> _Task statement_
Repeat the entire listing exactly as written.

╭─ Entries supplied

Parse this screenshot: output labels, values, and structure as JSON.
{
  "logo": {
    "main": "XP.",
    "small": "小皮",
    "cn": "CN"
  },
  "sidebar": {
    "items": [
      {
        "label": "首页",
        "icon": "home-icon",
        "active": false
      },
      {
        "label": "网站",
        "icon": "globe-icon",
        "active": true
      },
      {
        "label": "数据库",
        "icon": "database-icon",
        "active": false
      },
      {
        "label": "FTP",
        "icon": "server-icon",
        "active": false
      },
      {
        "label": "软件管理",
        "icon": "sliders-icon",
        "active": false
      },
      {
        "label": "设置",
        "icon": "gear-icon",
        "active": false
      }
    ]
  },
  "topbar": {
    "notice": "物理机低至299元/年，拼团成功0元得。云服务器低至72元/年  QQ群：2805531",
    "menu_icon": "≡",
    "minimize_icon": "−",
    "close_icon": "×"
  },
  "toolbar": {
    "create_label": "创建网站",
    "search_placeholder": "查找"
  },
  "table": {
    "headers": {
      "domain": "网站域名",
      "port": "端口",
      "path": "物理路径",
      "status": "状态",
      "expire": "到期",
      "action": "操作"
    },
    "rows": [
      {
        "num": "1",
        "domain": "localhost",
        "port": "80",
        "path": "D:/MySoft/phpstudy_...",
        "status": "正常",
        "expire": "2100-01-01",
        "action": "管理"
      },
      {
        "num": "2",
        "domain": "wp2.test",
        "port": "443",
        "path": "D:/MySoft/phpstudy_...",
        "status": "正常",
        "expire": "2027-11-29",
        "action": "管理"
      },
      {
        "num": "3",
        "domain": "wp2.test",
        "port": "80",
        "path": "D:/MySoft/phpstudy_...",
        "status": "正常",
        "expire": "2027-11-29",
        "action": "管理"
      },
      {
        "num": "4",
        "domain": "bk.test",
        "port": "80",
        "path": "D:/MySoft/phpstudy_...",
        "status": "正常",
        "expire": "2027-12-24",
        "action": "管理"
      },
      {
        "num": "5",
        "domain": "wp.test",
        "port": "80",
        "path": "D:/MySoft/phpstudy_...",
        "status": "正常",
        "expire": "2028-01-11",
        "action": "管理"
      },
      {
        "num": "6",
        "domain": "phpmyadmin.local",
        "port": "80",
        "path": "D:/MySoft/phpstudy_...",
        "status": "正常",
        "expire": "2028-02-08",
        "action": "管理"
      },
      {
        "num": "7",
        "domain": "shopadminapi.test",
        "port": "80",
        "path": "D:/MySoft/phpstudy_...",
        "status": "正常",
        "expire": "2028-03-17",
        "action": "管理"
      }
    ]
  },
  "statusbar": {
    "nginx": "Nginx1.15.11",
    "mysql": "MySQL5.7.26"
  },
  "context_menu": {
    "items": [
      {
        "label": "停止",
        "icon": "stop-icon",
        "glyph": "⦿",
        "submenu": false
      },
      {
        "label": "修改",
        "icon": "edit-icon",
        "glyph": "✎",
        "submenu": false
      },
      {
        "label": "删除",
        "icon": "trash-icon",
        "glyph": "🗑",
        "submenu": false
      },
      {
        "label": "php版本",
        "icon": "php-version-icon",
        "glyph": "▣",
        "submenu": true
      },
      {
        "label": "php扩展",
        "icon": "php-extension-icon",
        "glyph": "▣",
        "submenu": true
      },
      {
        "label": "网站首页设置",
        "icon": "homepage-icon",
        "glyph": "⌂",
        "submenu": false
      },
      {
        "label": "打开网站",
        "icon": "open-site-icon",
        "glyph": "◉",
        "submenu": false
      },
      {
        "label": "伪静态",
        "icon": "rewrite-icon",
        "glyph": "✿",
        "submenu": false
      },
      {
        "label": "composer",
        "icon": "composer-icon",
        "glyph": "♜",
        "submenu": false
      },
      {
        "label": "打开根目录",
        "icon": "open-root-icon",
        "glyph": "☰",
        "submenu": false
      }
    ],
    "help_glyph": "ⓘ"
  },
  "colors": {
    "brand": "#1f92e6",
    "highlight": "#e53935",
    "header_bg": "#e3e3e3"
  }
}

╰─

> _The solution_
Parse this screenshot: output labels, values, and structure as JSON.
{
  "logo": {
    "main": "XP.",
    "small": "小皮",
    "cn": "CN"
  },
  "sidebar": {
    "items": [
      {
        "label": "首页",
        "icon": "home-icon",
        "active": false
      },
      {
        "label": "网站",
        "icon": "globe-icon",
        "active": true
      },
      {
        "label": "数据库",
        "icon": "database-icon",
        "active": false
      },
      {
        "label": "FTP",
        "icon": "server-icon",
        "active": false
      },
      {
        "label": "软件管理",
        "icon": "sliders-icon",
        "active": false
      },
      {
        "label": "设置",
        "icon": "gear-icon",
        "active": false
      }
    ]
  },
  "topbar": {
    "notice": "物理机低至299元/年，拼团成功0元得。云服务器低至72元/年  QQ群：2805531",
    "menu_icon": "≡",
    "minimize_icon": "−",
    "close_icon": "×"
  },
  "toolbar": {
    "create_label": "创建网站",
    "search_placeholder": "查找"
  },
  "table": {
    "headers": {
      "domain": "网站域名",
      "port": "端口",
      "path": "物理路径",
      "status": "状态",
      "expire": "到期",
      "action": "操作"
    },
    "rows": [
      {
        "num": "1",
        "domain": "localhost",
        "port": "80",
        "path": "D:/MySoft/phpstudy_...",
        "status": "正常",
        "expire": "2100-01-01",
        "action": "管理"
      },
      {
        "num": "2",
        "domain": "wp2.test",
        "port": "443",
        "path": "D:/MySoft/phpstudy_...",
        "status": "正常",
        "expire": "2027-11-29",
        "action": "管理"
      },
      {
        "num": "3",
        "domain": "wp2.test",
        "port": "80",
        "path": "D:/MySoft/phpstudy_...",
        "status": "正常",
        "expire": "2027-11-29",
        "action": "管理"
      },
      {
        "num": "4",
        "domain": "bk.test",
        "port": "80",
        "path": "D:/MySoft/phpstudy_...",
        "status": "正常",
        "expire": "2027-12-24",
        "action": "管理"
      },
      {
        "num": "5",
        "domain": "wp.test",
        "port": "80",
        "path": "D:/MySoft/phpstudy_...",
        "status": "正常",
        "expire": "2028-01-11",
        "action": "管理"
      },
      {
        "num": "6",
        "domain": "phpmyadmin.local",
        "port": "80",
        "path": "D:/MySoft/phpstudy_...",
        "status": "正常",
        "expire": "2028-02-08",
        "action": "管理"
      },
      {
        "num": "7",
        "domain": "shopadminapi.test",
        "port": "80",
        "path": "D:/MySoft/phpstudy_...",
        "status": "正常",
        "expire": "2028-03-17",
        "action": "管理"
      }
    ]
  },
  "statusbar": {
    "nginx": "Nginx1.15.11",
    "mysql": "MySQL5.7.26"
  },
  "context_menu": {
    "items": [
      {
        "label": "停止",
        "icon": "stop-icon",
        "glyph": "⦿",
        "submenu": false
      },
      {
        "label": "修改",
        "icon": "edit-icon",
        "glyph": "✎",
        "submenu": false
      },
      {
        "label": "删除",
        "icon": "trash-icon",
        "glyph": "🗑",
        "submenu": false
      },
      {
        "label": "php版本",
        "icon": "php-version-icon",
        "glyph": "▣",
        "submenu": true
      },
      {
        "label": "php扩展",
        "icon": "php-extension-icon",
        "glyph": "▣",
        "submenu": true
      },
      {
        "label": "网站首页设置",
        "icon": "homepage-icon",
        "glyph": "⌂",
        "submenu": false
      },
      {
        "label": "打开网站",
        "icon": "open-site-icon",
        "glyph": "◉",
        "submenu": false
      },
      {
        "label": "伪静态",
        "icon": "rewrite-icon",
        "glyph": "✿",
        "submenu": false
      },
      {
        "label": "composer",
        "icon": "composer-icon",
        "glyph": "♜",
        "submenu": false
      },
      {
        "label": "打开根目录",
        "icon": "open-root-icon",
        "glyph": "☰",
        "submenu": false
      }
    ],
    "help_glyph": "ⓘ"
  },
  "colors": {
    "brand": "#1f92e6",
    "highlight": "#e53935",
    "header_bg": "#e3e3e3"
  }
}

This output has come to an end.